GOAL — Extract each line holding the word "display" from the entries.

* BEGIN INFORMATION GIVEN *

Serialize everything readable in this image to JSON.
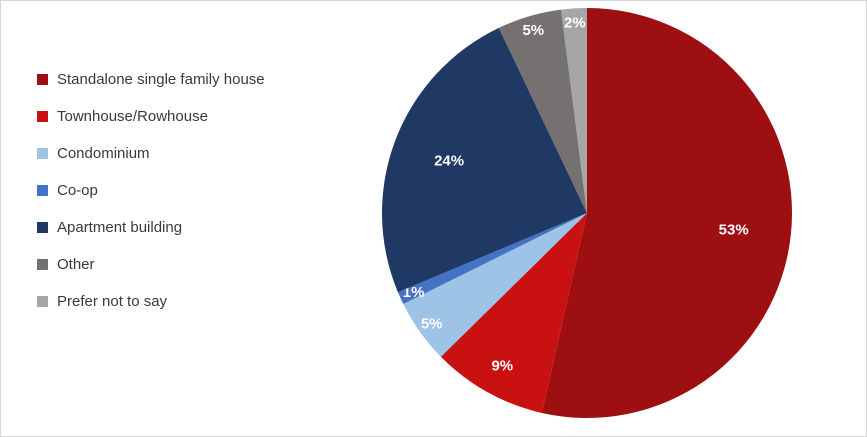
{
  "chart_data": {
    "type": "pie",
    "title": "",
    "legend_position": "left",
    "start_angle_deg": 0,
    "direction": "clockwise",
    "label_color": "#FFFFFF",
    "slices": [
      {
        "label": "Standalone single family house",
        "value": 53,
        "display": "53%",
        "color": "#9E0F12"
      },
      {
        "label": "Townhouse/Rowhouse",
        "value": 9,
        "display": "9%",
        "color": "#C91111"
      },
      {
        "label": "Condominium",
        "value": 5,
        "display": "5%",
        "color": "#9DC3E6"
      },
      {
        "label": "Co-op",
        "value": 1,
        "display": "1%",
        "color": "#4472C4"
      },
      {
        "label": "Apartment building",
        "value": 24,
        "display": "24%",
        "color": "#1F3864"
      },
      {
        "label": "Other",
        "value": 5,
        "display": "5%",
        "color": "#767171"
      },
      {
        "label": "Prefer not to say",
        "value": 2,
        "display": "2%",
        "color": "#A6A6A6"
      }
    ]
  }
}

* END INFORMATION GIVEN *
* BEGIN INFORMATION GIVEN *

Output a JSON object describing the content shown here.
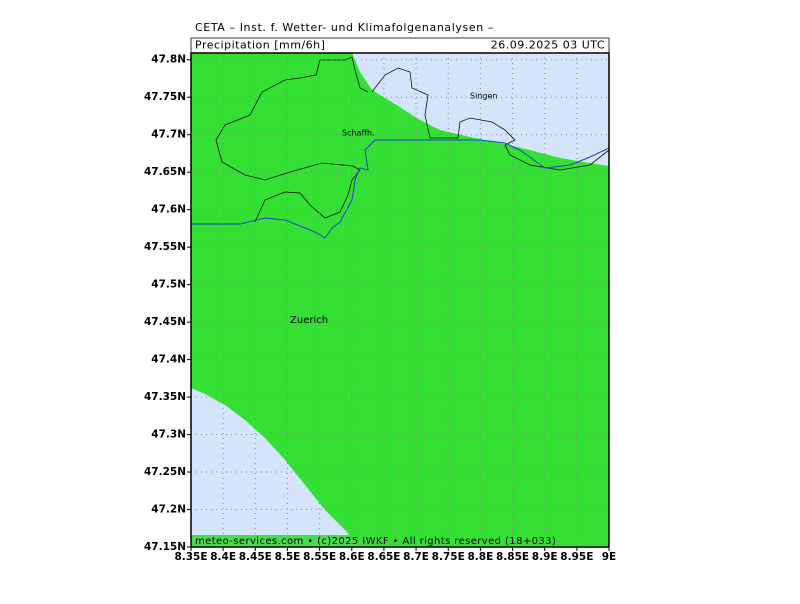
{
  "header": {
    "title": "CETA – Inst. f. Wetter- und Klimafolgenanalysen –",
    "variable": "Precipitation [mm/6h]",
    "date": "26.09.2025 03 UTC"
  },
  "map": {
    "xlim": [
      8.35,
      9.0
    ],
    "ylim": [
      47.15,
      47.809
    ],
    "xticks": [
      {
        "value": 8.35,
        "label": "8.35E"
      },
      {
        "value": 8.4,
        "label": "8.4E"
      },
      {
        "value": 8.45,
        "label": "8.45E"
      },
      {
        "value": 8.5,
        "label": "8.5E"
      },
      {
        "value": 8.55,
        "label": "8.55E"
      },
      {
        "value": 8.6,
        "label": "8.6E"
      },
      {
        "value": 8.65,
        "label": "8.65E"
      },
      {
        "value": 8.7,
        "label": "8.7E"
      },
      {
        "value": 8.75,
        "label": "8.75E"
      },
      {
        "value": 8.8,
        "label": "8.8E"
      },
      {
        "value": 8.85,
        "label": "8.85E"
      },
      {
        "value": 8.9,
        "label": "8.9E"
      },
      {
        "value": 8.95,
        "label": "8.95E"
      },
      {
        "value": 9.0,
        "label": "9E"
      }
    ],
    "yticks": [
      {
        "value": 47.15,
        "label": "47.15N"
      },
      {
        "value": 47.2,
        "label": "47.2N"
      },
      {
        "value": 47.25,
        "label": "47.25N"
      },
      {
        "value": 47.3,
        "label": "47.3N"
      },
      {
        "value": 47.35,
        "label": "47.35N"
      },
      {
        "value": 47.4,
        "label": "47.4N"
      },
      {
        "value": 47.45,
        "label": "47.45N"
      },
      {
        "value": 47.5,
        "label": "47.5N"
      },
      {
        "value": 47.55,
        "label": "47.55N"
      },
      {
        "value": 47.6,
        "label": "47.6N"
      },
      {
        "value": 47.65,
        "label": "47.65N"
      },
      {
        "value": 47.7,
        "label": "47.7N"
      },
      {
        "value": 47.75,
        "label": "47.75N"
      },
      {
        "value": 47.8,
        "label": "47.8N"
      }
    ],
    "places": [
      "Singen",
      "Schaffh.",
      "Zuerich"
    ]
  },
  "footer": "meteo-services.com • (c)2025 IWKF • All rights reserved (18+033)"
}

* END INFORMATION GIVEN *
* BEGIN INFORMATION GIVEN *

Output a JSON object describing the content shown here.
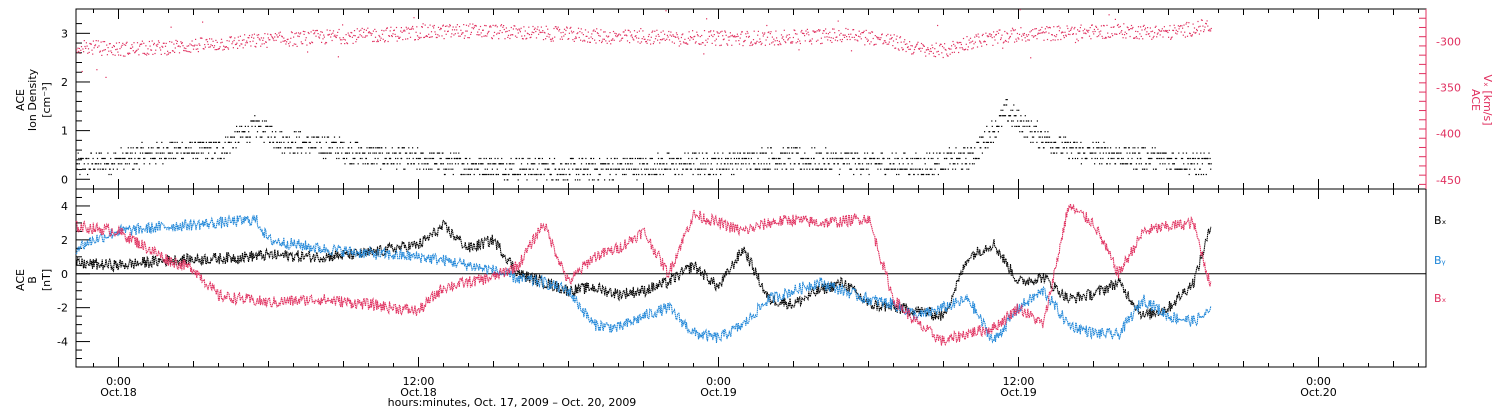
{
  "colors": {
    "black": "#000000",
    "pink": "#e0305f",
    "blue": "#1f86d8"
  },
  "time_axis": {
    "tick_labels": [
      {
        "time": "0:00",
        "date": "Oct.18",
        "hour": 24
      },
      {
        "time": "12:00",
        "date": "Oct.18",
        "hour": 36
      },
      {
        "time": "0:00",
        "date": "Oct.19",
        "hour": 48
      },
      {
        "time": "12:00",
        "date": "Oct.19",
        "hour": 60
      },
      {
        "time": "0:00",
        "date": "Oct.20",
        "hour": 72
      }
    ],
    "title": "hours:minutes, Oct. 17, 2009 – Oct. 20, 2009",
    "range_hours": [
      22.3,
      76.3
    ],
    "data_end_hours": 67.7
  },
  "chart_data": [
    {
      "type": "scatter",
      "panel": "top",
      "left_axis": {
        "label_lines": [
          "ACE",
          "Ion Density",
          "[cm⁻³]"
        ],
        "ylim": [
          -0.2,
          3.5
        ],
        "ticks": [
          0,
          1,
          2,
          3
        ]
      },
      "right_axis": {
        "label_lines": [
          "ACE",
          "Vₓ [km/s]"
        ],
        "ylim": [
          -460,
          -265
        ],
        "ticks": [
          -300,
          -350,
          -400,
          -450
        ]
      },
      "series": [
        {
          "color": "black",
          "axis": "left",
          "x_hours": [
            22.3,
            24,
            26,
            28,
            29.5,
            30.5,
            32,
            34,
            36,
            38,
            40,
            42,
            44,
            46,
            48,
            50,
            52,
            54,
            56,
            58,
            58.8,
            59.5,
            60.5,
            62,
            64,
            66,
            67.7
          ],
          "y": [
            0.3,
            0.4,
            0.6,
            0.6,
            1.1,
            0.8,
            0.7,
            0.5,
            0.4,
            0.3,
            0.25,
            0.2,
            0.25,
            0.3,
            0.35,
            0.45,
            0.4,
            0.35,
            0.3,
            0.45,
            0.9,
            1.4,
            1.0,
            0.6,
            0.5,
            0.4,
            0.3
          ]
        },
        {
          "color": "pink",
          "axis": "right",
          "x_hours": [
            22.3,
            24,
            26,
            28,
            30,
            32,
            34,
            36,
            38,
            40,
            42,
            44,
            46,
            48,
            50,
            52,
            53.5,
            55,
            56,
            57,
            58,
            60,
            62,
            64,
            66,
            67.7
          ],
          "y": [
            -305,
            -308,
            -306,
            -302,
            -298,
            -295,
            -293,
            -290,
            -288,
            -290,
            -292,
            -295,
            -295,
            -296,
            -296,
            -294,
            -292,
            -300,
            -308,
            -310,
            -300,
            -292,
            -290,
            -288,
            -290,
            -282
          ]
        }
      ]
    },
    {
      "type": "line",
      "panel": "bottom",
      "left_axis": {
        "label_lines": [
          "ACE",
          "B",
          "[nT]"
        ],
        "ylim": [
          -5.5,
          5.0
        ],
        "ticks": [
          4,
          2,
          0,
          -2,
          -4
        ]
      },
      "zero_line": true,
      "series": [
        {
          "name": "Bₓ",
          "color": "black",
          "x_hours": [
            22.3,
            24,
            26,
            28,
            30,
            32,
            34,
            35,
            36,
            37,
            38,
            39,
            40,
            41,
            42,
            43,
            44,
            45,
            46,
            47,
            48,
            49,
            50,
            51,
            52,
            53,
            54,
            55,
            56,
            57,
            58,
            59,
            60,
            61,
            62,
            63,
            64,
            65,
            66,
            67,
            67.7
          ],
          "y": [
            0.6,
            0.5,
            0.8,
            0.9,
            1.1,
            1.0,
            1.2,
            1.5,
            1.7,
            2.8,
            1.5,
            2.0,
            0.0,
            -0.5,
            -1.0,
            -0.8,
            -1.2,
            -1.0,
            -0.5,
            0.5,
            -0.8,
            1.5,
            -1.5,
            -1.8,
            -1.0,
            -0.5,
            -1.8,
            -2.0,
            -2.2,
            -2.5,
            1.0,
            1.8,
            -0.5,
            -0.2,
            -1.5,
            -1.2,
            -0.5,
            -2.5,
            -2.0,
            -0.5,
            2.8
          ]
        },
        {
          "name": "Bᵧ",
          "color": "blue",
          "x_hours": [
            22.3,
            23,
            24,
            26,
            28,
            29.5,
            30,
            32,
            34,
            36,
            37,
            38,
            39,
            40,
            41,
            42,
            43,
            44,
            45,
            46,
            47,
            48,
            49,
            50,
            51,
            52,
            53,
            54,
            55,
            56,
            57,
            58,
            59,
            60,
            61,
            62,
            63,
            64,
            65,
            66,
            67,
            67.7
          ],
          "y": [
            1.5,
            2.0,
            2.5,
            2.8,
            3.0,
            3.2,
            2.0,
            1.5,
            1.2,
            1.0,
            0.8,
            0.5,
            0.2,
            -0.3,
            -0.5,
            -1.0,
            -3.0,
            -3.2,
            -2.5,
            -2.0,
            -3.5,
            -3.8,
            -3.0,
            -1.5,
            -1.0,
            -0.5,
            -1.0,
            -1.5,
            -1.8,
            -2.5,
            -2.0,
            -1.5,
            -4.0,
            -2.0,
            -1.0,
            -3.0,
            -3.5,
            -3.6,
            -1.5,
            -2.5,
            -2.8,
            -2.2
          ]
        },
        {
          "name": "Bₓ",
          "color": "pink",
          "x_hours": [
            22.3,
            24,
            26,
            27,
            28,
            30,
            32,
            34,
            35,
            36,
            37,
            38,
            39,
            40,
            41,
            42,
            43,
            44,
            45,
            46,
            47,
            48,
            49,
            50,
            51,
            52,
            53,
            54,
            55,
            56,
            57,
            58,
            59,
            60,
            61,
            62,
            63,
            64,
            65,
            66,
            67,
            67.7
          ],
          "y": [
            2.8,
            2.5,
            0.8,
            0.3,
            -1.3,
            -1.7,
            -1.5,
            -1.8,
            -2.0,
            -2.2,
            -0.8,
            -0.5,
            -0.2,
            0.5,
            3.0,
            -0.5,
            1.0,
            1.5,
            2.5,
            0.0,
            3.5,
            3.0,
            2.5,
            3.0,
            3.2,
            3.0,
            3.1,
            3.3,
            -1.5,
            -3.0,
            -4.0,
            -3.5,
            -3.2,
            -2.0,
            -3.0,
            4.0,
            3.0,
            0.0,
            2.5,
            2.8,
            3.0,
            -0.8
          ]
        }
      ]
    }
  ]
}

* END INFORMATION GIVEN *

CORRECT ANSWER —
        "display": "53%",
        "display": "9%",
        "display": "5%",
        "display": "1%",
        "display": "24%",
        "display": "5%",
        "display": "2%",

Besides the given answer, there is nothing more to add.